[Chart and figure data]
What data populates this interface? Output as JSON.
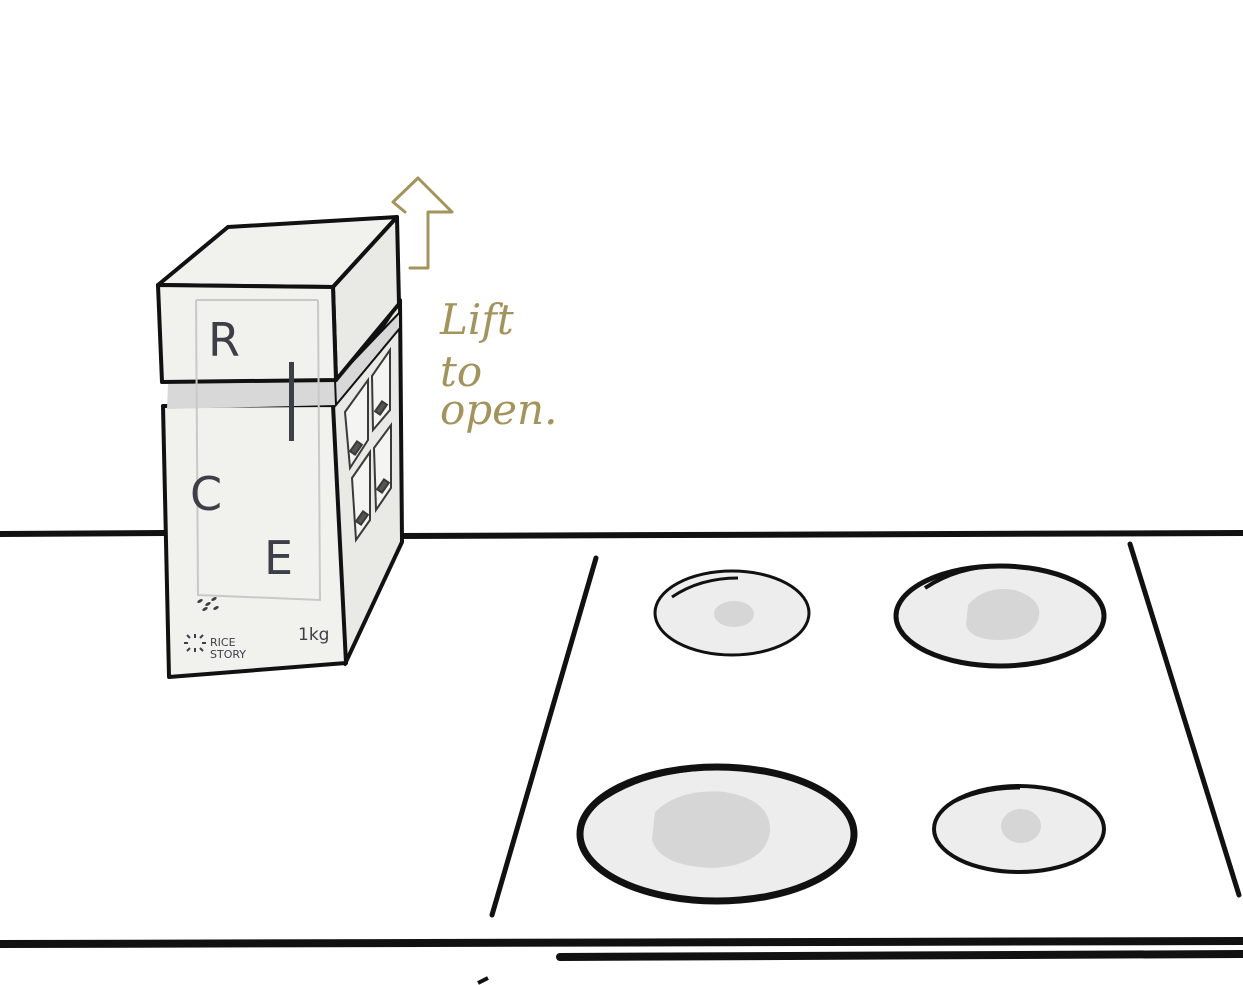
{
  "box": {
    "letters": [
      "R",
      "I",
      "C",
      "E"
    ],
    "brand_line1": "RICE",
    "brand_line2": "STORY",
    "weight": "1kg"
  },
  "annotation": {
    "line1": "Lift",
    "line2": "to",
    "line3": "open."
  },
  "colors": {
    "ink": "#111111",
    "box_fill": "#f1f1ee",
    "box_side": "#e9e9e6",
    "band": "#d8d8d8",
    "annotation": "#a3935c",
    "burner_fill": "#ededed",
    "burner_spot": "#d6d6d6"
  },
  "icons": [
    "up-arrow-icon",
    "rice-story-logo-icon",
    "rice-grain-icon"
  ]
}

* * *

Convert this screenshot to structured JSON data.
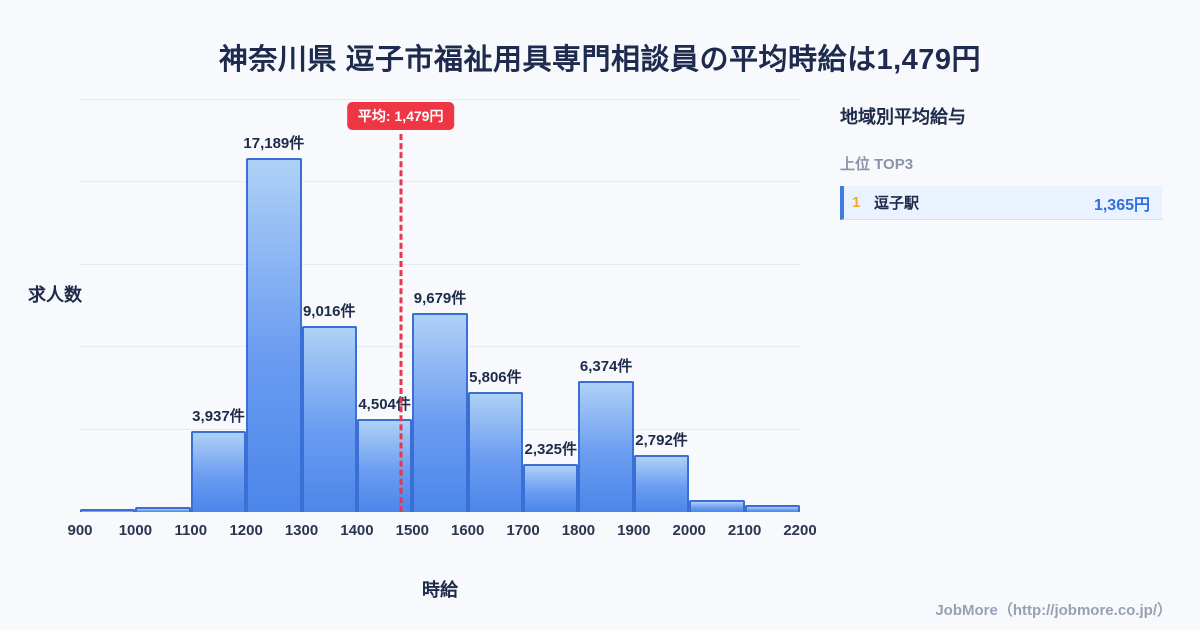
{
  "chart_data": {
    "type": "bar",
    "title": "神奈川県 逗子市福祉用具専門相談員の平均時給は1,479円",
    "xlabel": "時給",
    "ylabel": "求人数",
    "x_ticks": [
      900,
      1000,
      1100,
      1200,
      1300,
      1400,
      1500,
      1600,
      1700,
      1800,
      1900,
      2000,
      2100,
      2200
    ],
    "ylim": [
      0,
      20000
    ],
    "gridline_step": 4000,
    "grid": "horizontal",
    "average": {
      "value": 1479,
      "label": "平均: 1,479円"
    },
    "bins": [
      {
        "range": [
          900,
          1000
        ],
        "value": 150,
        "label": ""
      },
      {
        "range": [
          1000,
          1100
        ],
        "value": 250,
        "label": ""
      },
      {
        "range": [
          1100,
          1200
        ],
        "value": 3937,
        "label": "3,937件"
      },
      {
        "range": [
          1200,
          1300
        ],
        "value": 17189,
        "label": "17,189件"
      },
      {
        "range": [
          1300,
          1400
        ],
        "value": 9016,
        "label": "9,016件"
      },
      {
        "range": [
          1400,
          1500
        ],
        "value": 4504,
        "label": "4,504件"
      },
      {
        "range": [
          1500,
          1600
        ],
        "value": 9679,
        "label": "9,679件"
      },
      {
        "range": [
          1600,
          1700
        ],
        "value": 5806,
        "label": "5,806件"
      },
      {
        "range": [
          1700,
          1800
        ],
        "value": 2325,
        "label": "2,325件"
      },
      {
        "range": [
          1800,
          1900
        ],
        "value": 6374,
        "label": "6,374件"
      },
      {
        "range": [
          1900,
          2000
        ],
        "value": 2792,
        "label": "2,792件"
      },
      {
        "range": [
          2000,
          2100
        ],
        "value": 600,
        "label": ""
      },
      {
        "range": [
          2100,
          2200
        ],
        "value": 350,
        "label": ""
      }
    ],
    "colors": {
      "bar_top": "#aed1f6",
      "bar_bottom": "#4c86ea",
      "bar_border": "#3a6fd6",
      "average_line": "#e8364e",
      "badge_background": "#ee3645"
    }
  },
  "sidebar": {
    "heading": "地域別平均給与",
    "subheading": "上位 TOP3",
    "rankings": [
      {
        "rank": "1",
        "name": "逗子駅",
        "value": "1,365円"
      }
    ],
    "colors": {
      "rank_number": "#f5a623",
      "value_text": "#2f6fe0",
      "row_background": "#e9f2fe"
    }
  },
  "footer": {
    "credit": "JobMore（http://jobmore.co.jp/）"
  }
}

Task objective: Determine how many lines in the listing above hold the string "JSON", then write only the number.

Solution to this exercise: 2